● **Data records**
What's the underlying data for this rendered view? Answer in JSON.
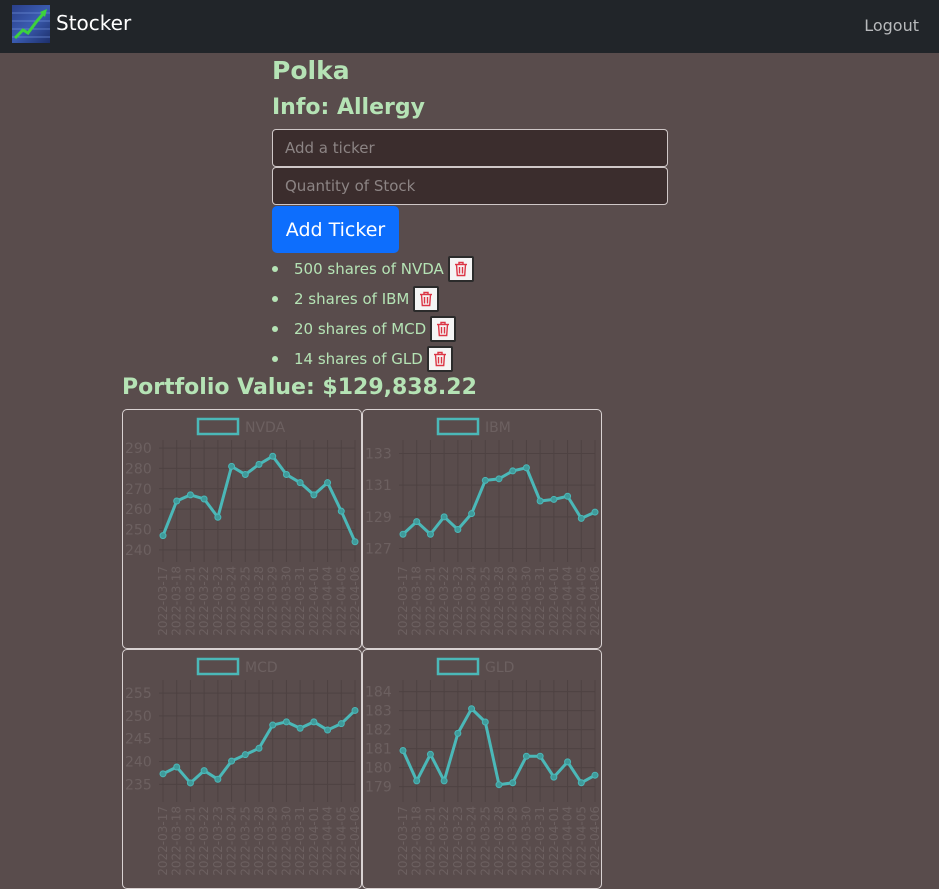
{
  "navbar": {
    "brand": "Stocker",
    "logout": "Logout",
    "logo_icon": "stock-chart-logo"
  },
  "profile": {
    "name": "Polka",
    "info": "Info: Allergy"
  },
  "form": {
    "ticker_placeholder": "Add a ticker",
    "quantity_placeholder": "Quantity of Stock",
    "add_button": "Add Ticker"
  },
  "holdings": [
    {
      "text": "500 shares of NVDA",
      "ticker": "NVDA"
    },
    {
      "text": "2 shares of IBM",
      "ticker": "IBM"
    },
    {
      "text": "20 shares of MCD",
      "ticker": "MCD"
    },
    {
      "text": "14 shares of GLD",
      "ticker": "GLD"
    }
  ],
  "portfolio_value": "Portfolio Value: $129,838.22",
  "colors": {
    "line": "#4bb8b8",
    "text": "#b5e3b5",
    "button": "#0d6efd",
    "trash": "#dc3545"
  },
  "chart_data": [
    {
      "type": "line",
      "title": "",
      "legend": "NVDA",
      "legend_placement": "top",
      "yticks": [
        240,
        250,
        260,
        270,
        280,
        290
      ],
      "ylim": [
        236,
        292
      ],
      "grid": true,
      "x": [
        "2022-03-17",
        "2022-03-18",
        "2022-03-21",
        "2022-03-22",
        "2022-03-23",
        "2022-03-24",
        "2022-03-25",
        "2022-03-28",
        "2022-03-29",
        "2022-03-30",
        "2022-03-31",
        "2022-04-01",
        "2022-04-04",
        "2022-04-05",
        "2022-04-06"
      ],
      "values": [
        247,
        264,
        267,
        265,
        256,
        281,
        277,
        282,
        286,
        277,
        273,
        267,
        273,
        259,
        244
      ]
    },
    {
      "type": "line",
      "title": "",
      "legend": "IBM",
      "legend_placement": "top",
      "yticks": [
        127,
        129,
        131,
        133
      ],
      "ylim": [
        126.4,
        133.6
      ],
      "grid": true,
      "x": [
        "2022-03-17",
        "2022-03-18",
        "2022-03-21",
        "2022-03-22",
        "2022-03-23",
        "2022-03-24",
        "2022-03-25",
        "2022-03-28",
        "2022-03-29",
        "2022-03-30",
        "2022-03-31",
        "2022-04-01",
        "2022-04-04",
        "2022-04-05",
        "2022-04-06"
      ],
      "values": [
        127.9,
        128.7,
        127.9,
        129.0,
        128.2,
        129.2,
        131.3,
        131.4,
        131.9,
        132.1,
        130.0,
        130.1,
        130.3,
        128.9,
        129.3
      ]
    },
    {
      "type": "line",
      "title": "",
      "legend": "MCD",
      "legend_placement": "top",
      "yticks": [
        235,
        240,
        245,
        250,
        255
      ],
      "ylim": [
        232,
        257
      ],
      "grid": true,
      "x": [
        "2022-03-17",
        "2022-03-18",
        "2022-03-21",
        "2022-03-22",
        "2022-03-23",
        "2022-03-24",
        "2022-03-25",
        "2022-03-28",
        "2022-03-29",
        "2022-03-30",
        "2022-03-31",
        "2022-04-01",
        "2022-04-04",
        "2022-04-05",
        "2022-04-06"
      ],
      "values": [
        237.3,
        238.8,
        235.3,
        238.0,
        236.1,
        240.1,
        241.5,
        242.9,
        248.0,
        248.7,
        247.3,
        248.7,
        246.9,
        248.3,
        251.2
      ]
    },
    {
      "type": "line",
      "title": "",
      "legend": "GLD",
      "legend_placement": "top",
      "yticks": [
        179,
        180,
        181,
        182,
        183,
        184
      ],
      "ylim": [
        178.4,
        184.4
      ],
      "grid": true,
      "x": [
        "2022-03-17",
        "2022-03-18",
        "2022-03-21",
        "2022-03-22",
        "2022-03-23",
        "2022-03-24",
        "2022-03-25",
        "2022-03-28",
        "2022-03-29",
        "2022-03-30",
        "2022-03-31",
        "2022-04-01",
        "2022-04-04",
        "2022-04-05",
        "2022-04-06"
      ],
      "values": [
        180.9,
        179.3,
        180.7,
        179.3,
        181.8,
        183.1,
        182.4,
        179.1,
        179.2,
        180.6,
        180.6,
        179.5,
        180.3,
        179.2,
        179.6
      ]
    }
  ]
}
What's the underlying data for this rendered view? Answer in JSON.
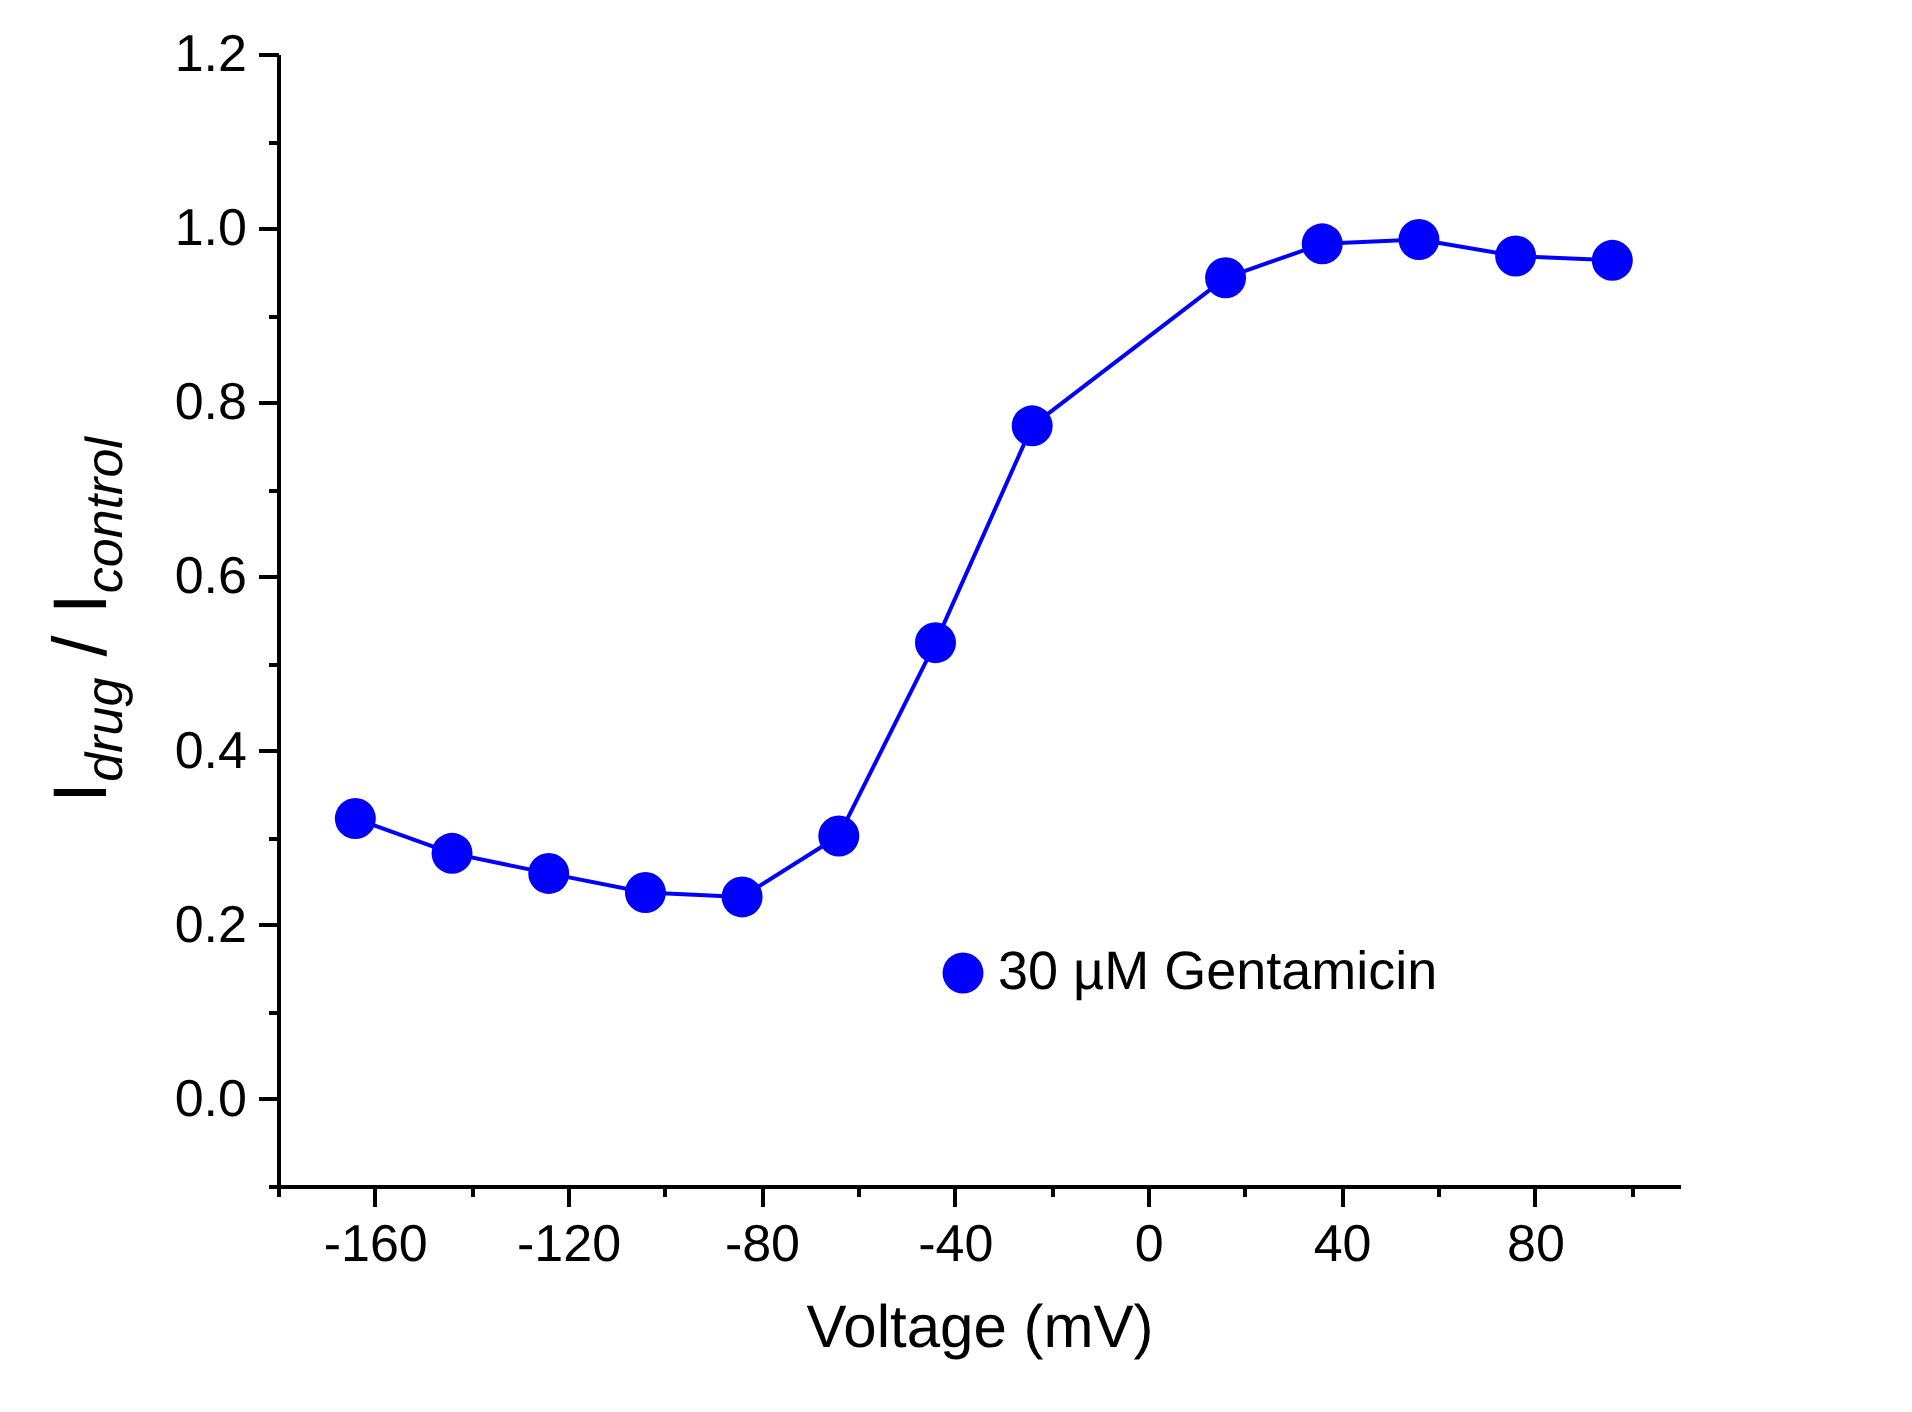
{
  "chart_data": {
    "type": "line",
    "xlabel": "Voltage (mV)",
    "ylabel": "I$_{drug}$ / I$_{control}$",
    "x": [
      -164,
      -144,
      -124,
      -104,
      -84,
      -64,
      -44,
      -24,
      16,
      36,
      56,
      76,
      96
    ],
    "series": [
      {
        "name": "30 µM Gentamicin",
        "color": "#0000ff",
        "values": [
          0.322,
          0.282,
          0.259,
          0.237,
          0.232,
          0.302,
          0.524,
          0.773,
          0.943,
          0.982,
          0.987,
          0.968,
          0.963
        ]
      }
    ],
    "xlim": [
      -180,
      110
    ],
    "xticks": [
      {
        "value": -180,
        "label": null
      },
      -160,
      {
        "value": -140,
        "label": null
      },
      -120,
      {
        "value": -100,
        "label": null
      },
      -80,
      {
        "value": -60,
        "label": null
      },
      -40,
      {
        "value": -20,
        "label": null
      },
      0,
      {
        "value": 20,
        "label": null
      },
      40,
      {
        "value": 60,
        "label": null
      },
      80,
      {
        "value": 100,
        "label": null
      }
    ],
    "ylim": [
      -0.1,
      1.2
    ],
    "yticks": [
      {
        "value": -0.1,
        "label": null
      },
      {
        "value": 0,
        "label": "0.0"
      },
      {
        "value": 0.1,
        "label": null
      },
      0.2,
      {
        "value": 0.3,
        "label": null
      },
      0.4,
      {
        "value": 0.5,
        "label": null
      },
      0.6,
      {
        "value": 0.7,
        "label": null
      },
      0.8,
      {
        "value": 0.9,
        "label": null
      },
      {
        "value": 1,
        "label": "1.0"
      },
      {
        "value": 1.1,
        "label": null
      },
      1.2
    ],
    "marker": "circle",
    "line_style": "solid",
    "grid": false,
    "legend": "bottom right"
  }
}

==

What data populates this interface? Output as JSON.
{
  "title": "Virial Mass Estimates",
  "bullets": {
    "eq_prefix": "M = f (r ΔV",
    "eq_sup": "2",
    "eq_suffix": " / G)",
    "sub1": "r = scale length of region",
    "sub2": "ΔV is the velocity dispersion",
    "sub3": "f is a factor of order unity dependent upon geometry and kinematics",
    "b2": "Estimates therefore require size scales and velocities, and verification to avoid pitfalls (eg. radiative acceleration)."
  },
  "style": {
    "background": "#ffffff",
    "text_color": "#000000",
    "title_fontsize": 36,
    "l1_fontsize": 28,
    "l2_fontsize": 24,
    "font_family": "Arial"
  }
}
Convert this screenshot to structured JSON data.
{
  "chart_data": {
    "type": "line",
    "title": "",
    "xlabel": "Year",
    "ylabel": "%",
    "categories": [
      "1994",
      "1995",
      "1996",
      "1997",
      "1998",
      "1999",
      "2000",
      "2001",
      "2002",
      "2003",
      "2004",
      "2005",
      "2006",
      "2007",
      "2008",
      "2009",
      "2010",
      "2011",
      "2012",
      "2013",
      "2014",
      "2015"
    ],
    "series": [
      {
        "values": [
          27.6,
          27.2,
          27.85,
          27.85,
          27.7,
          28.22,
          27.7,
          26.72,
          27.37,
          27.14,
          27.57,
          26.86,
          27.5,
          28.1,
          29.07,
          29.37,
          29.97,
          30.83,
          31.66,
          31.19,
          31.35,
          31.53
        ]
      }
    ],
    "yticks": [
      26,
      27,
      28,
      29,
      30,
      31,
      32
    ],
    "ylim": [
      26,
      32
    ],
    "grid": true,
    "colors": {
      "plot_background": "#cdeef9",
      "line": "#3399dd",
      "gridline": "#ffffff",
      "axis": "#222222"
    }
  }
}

--

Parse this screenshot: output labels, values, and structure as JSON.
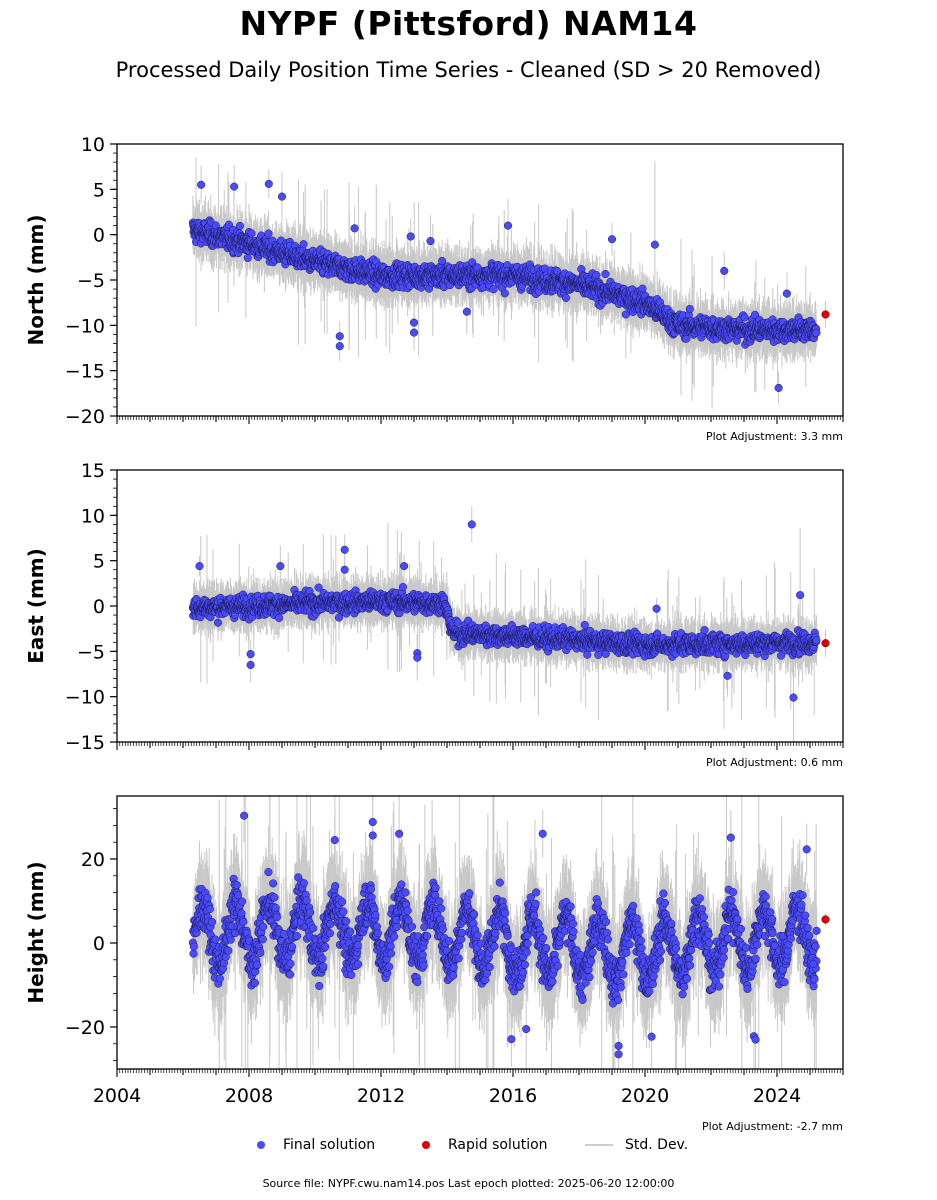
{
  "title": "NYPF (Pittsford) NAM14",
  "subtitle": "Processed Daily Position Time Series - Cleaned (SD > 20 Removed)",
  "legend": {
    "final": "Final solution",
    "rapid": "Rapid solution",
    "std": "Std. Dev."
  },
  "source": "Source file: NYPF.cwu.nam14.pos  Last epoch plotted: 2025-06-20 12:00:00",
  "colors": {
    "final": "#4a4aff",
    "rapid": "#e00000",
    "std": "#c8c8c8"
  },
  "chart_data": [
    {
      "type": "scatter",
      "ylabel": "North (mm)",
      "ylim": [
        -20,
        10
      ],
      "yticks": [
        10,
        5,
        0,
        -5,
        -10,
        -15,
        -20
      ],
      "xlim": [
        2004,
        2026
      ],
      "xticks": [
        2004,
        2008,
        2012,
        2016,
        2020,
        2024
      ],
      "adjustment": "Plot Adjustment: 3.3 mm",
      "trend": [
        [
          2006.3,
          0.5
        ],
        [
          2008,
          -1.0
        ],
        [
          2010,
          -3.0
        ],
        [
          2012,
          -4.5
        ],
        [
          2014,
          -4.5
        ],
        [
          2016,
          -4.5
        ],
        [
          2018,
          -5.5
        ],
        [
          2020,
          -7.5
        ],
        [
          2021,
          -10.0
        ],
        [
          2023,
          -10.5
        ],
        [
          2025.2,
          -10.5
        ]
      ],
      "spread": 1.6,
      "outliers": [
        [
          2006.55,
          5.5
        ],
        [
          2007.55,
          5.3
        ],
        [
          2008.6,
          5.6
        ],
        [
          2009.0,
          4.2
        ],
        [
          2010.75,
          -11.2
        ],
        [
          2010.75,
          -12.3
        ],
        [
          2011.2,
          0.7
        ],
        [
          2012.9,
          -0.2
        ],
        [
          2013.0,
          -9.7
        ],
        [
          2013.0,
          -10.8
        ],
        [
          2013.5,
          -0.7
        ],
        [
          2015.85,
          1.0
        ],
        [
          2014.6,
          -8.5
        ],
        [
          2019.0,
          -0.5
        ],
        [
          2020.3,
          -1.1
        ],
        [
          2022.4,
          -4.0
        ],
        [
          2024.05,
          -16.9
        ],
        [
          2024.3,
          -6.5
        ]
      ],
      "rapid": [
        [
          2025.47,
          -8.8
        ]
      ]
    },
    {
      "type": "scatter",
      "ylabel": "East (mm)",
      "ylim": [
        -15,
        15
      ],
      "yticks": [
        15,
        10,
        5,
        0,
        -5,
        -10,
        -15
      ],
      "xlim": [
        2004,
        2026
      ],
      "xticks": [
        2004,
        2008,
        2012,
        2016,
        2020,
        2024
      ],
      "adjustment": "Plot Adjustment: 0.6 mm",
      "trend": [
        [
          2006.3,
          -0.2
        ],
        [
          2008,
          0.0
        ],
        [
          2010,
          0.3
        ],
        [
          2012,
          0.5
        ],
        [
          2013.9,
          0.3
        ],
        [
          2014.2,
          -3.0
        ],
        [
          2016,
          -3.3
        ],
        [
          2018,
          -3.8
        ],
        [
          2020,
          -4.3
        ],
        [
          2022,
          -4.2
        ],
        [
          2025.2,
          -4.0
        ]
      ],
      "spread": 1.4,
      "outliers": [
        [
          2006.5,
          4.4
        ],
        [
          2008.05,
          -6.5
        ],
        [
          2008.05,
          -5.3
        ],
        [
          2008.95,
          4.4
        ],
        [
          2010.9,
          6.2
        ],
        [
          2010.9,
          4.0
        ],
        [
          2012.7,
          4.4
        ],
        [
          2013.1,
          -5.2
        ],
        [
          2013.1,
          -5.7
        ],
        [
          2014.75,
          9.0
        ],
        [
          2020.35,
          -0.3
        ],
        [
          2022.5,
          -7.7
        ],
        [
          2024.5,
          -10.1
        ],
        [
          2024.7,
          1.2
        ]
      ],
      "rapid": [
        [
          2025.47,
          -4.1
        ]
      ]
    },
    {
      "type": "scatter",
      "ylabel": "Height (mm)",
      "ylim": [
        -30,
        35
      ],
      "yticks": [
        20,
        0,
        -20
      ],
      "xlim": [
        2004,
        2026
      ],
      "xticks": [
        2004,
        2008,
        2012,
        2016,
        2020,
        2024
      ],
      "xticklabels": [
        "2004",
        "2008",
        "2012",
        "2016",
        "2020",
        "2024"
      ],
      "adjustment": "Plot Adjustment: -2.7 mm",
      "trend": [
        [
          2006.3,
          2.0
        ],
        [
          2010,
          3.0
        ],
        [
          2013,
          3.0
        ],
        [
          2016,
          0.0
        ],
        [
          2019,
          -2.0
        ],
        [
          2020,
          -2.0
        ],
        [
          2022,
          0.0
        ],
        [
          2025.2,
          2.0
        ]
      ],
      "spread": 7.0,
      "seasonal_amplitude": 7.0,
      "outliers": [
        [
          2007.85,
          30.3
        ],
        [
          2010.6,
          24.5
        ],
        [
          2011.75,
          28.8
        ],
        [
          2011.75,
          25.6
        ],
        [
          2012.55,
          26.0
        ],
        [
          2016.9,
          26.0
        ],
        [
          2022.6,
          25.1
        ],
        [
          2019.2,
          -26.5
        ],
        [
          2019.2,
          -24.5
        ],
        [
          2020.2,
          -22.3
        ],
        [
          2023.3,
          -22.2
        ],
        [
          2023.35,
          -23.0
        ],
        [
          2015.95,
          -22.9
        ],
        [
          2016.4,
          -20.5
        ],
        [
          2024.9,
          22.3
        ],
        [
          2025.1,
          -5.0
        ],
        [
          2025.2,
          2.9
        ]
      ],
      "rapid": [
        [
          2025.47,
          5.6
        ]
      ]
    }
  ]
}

● **Task objective**
The word "JSON" may occur in lines of the records. Report how many such lines there are, giving only the number.

● **Exercise answer**
5